**PROMPT:** Output every record below exactly as it appears.

— Start of LISTED RECORDS —

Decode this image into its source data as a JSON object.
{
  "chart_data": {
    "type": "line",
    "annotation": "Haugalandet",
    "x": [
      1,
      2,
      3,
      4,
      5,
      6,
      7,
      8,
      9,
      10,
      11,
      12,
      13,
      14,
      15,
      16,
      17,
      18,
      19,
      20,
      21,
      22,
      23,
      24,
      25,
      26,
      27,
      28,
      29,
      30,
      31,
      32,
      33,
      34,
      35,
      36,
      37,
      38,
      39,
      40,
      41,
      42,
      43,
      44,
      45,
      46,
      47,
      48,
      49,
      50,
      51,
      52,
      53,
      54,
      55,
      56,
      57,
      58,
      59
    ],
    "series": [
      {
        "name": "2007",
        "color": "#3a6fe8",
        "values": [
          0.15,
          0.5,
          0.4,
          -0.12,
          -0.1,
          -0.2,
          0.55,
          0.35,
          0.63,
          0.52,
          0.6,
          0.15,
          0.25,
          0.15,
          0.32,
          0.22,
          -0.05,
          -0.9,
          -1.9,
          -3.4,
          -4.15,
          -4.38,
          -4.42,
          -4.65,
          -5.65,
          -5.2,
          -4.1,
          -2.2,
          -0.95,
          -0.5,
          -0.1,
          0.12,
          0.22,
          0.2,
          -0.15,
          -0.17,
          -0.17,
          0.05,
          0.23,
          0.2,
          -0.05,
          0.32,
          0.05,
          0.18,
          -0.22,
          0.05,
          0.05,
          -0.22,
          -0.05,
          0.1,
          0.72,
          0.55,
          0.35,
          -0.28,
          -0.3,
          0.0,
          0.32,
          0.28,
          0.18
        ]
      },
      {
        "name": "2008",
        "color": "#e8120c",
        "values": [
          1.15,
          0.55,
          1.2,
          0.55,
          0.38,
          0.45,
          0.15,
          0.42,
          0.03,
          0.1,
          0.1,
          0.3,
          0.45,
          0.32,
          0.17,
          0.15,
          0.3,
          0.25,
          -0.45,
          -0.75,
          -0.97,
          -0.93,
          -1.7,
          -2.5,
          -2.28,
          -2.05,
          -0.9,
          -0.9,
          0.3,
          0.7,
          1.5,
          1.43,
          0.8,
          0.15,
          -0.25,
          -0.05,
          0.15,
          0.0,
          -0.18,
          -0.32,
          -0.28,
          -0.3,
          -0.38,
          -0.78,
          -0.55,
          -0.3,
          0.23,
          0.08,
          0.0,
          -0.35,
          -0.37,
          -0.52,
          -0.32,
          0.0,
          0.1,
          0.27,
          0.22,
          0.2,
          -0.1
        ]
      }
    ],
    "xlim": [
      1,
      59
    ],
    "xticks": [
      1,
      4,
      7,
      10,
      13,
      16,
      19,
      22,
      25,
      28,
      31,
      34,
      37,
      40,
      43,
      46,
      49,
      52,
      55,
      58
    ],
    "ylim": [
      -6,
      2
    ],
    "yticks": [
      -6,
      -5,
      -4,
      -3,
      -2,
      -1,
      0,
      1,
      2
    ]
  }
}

— End of LISTED RECORDS —

**FULL SOLUTION:**
Decode this image into its source data as a JSON object.
{
  "chart_data": {
    "type": "line",
    "annotation": "Haugalandet",
    "x": [
      1,
      2,
      3,
      4,
      5,
      6,
      7,
      8,
      9,
      10,
      11,
      12,
      13,
      14,
      15,
      16,
      17,
      18,
      19,
      20,
      21,
      22,
      23,
      24,
      25,
      26,
      27,
      28,
      29,
      30,
      31,
      32,
      33,
      34,
      35,
      36,
      37,
      38,
      39,
      40,
      41,
      42,
      43,
      44,
      45,
      46,
      47,
      48,
      49,
      50,
      51,
      52,
      53,
      54,
      55,
      56,
      57,
      58,
      59
    ],
    "series": [
      {
        "name": "2007",
        "color": "#3a6fe8",
        "values": [
          0.15,
          0.5,
          0.4,
          -0.12,
          -0.1,
          -0.2,
          0.55,
          0.35,
          0.63,
          0.52,
          0.6,
          0.15,
          0.25,
          0.15,
          0.32,
          0.22,
          -0.05,
          -0.9,
          -1.9,
          -3.4,
          -4.15,
          -4.38,
          -4.42,
          -4.65,
          -5.65,
          -5.2,
          -4.1,
          -2.2,
          -0.95,
          -0.5,
          -0.1,
          0.12,
          0.22,
          0.2,
          -0.15,
          -0.17,
          -0.17,
          0.05,
          0.23,
          0.2,
          -0.05,
          0.32,
          0.05,
          0.18,
          -0.22,
          0.05,
          0.05,
          -0.22,
          -0.05,
          0.1,
          0.72,
          0.55,
          0.35,
          -0.28,
          -0.3,
          0.0,
          0.32,
          0.28,
          0.18
        ]
      },
      {
        "name": "2008",
        "color": "#e8120c",
        "values": [
          1.15,
          0.55,
          1.2,
          0.55,
          0.38,
          0.45,
          0.15,
          0.42,
          0.03,
          0.1,
          0.1,
          0.3,
          0.45,
          0.32,
          0.17,
          0.15,
          0.3,
          0.25,
          -0.45,
          -0.75,
          -0.97,
          -0.93,
          -1.7,
          -2.5,
          -2.28,
          -2.05,
          -0.9,
          -0.9,
          0.3,
          0.7,
          1.5,
          1.43,
          0.8,
          0.15,
          -0.25,
          -0.05,
          0.15,
          0.0,
          -0.18,
          -0.32,
          -0.28,
          -0.3,
          -0.38,
          -0.78,
          -0.55,
          -0.3,
          0.23,
          0.08,
          0.0,
          -0.35,
          -0.37,
          -0.52,
          -0.32,
          0.0,
          0.1,
          0.27,
          0.22,
          0.2,
          -0.1
        ]
      }
    ],
    "xlim": [
      1,
      59
    ],
    "xticks": [
      1,
      4,
      7,
      10,
      13,
      16,
      19,
      22,
      25,
      28,
      31,
      34,
      37,
      40,
      43,
      46,
      49,
      52,
      55,
      58
    ],
    "ylim": [
      -6,
      2
    ],
    "yticks": [
      -6,
      -5,
      -4,
      -3,
      -2,
      -1,
      0,
      1,
      2
    ]
  }
}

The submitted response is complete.